Make an exact copy of all the records.

──────── Stored records ────────

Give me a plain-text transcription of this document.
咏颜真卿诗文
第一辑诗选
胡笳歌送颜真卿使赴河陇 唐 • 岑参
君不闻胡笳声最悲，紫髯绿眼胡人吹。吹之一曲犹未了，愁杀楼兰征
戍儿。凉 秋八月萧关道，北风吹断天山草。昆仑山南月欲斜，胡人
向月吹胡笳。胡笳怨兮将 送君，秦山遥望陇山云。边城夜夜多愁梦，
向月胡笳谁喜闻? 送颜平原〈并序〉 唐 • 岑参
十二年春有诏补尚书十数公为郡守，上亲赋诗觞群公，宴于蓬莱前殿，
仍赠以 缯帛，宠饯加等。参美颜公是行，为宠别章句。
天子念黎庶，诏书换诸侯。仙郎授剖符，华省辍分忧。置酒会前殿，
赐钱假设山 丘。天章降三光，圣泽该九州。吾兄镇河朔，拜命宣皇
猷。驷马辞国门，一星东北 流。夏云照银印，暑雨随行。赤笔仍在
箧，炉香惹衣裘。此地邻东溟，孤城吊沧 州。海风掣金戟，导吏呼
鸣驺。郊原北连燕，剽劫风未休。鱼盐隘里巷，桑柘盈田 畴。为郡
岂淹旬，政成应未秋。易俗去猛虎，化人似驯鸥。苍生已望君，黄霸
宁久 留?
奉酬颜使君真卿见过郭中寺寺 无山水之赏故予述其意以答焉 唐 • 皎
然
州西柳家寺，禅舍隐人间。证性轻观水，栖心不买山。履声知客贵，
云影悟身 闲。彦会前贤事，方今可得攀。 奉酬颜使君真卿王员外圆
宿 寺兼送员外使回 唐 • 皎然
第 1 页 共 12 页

────────

- [Problem solution]:
Give me a plain-text transcription of this document.
咏颜真卿诗文
第一辑诗选
胡笳歌送颜真卿使赴河陇 唐 • 岑参
君不闻胡笳声最悲，紫髯绿眼胡人吹。吹之一曲犹未了，愁杀楼兰征
戍儿。凉 秋八月萧关道，北风吹断天山草。昆仑山南月欲斜，胡人
向月吹胡笳。胡笳怨兮将 送君，秦山遥望陇山云。边城夜夜多愁梦，
向月胡笳谁喜闻? 送颜平原〈并序〉 唐 • 岑参
十二年春有诏补尚书十数公为郡守，上亲赋诗觞群公，宴于蓬莱前殿，
仍赠以 缯帛，宠饯加等。参美颜公是行，为宠别章句。
天子念黎庶，诏书换诸侯。仙郎授剖符，华省辍分忧。置酒会前殿，
赐钱假设山 丘。天章降三光，圣泽该九州。吾兄镇河朔，拜命宣皇
猷。驷马辞国门，一星东北 流。夏云照银印，暑雨随行。赤笔仍在
箧，炉香惹衣裘。此地邻东溟，孤城吊沧 州。海风掣金戟，导吏呼
鸣驺。郊原北连燕，剽劫风未休。鱼盐隘里巷，桑柘盈田 畴。为郡
岂淹旬，政成应未秋。易俗去猛虎，化人似驯鸥。苍生已望君，黄霸
宁久 留?
奉酬颜使君真卿见过郭中寺寺 无山水之赏故予述其意以答焉 唐 • 皎
然
州西柳家寺，禅舍隐人间。证性轻观水，栖心不买山。履声知客贵，
云影悟身 闲。彦会前贤事，方今可得攀。 奉酬颜使君真卿王员外圆
宿 寺兼送员外使回 唐 • 皎然
第 1 页 共 12 页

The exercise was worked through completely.